• **Given exercise**: Repeat the data below exactly, dropping any pictures it holds.

[Saved data entries]
--- BEGIN ---

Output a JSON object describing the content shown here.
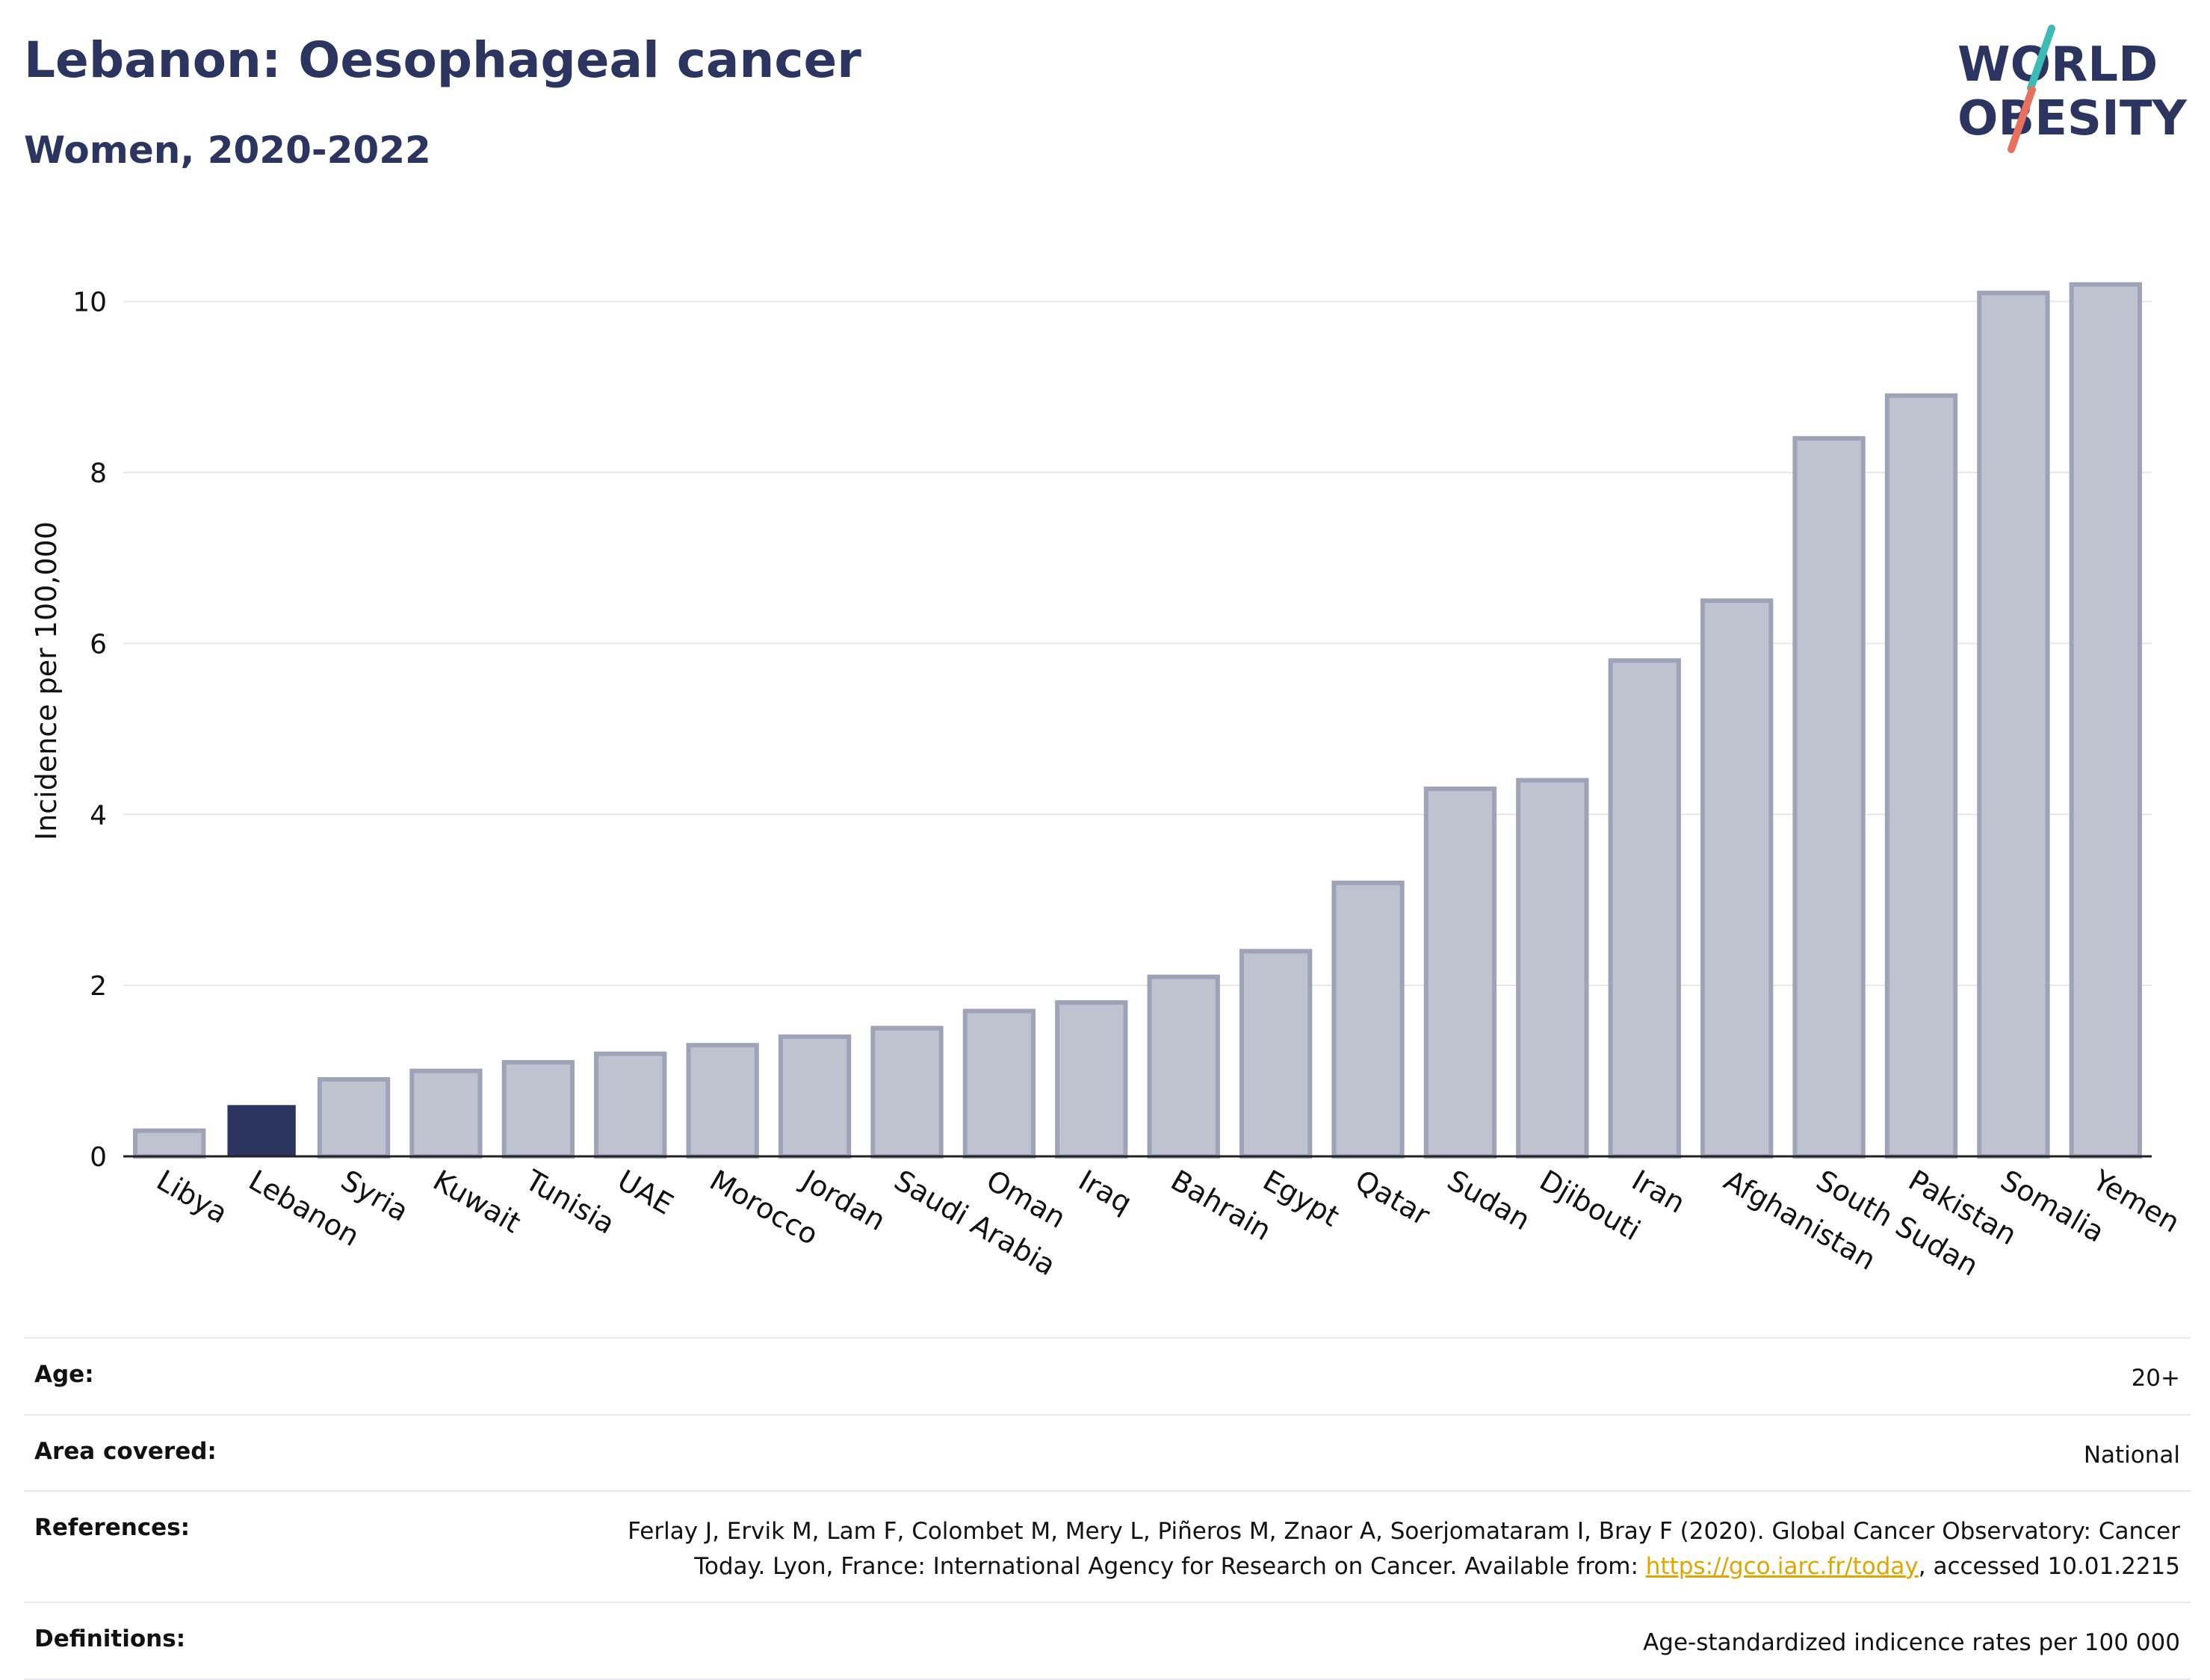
{
  "header": {
    "title": "Lebanon: Oesophageal cancer",
    "subtitle": "Women, 2020-2022"
  },
  "logo": {
    "line1": "WORLD",
    "line2": "OBESITY",
    "text_color": "#2b3560",
    "slash_colors": [
      "#3cbcb4",
      "#e8705f"
    ]
  },
  "colors": {
    "highlight_bar": "#2b3560",
    "other_bar_fill": "#bfc3d0",
    "other_bar_stroke": "#9ea3b8",
    "gridline": "#e6e6ec"
  },
  "chart_data": {
    "type": "bar",
    "title": "",
    "xlabel": "",
    "ylabel": "Incidence per 100,000",
    "ylim": [
      0,
      10.6
    ],
    "yticks": [
      0,
      2,
      4,
      6,
      8,
      10
    ],
    "grid": true,
    "highlight": "Lebanon",
    "categories": [
      "Libya",
      "Lebanon",
      "Syria",
      "Kuwait",
      "Tunisia",
      "UAE",
      "Morocco",
      "Jordan",
      "Saudi Arabia",
      "Oman",
      "Iraq",
      "Bahrain",
      "Egypt",
      "Qatar",
      "Sudan",
      "Djibouti",
      "Iran",
      "Afghanistan",
      "South Sudan",
      "Pakistan",
      "Somalia",
      "Yemen"
    ],
    "values": [
      0.3,
      0.6,
      0.9,
      1.0,
      1.1,
      1.2,
      1.3,
      1.4,
      1.5,
      1.7,
      1.8,
      2.1,
      2.4,
      3.2,
      4.3,
      4.4,
      5.8,
      6.5,
      8.4,
      8.9,
      10.1,
      10.2
    ]
  },
  "info": {
    "age_label": "Age:",
    "age_value": "20+",
    "area_label": "Area covered:",
    "area_value": "National",
    "references_label": "References:",
    "references_line1": "Ferlay J, Ervik M, Lam F, Colombet M, Mery L, Piñeros M, Znaor A, Soerjomataram I, Bray F (2020). Global Cancer Observatory: Cancer",
    "references_line2_pre": "Today. Lyon, France: International Agency for Research on Cancer. Available from: ",
    "references_link": "https://gco.iarc.fr/today",
    "references_line2_post": ", accessed 10.01.2215",
    "definitions_label": "Definitions:",
    "definitions_value": "Age-standardized indicence rates per 100 000"
  }
}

--- END ---

• **Problem solution**:
Output a JSON object describing the content shown here.
{
  "header": {
    "title": "Lebanon: Oesophageal cancer",
    "subtitle": "Women, 2020-2022"
  },
  "logo": {
    "line1": "WORLD",
    "line2": "OBESITY",
    "text_color": "#2b3560",
    "slash_colors": [
      "#3cbcb4",
      "#e8705f"
    ]
  },
  "colors": {
    "highlight_bar": "#2b3560",
    "other_bar_fill": "#bfc3d0",
    "other_bar_stroke": "#9ea3b8",
    "gridline": "#e6e6ec"
  },
  "chart_data": {
    "type": "bar",
    "title": "",
    "xlabel": "",
    "ylabel": "Incidence per 100,000",
    "ylim": [
      0,
      10.6
    ],
    "yticks": [
      0,
      2,
      4,
      6,
      8,
      10
    ],
    "grid": true,
    "highlight": "Lebanon",
    "categories": [
      "Libya",
      "Lebanon",
      "Syria",
      "Kuwait",
      "Tunisia",
      "UAE",
      "Morocco",
      "Jordan",
      "Saudi Arabia",
      "Oman",
      "Iraq",
      "Bahrain",
      "Egypt",
      "Qatar",
      "Sudan",
      "Djibouti",
      "Iran",
      "Afghanistan",
      "South Sudan",
      "Pakistan",
      "Somalia",
      "Yemen"
    ],
    "values": [
      0.3,
      0.6,
      0.9,
      1.0,
      1.1,
      1.2,
      1.3,
      1.4,
      1.5,
      1.7,
      1.8,
      2.1,
      2.4,
      3.2,
      4.3,
      4.4,
      5.8,
      6.5,
      8.4,
      8.9,
      10.1,
      10.2
    ]
  },
  "info": {
    "age_label": "Age:",
    "age_value": "20+",
    "area_label": "Area covered:",
    "area_value": "National",
    "references_label": "References:",
    "references_line1": "Ferlay J, Ervik M, Lam F, Colombet M, Mery L, Piñeros M, Znaor A, Soerjomataram I, Bray F (2020). Global Cancer Observatory: Cancer",
    "references_line2_pre": "Today. Lyon, France: International Agency for Research on Cancer. Available from: ",
    "references_link": "https://gco.iarc.fr/today",
    "references_line2_post": ", accessed 10.01.2215",
    "definitions_label": "Definitions:",
    "definitions_value": "Age-standardized indicence rates per 100 000"
  }
}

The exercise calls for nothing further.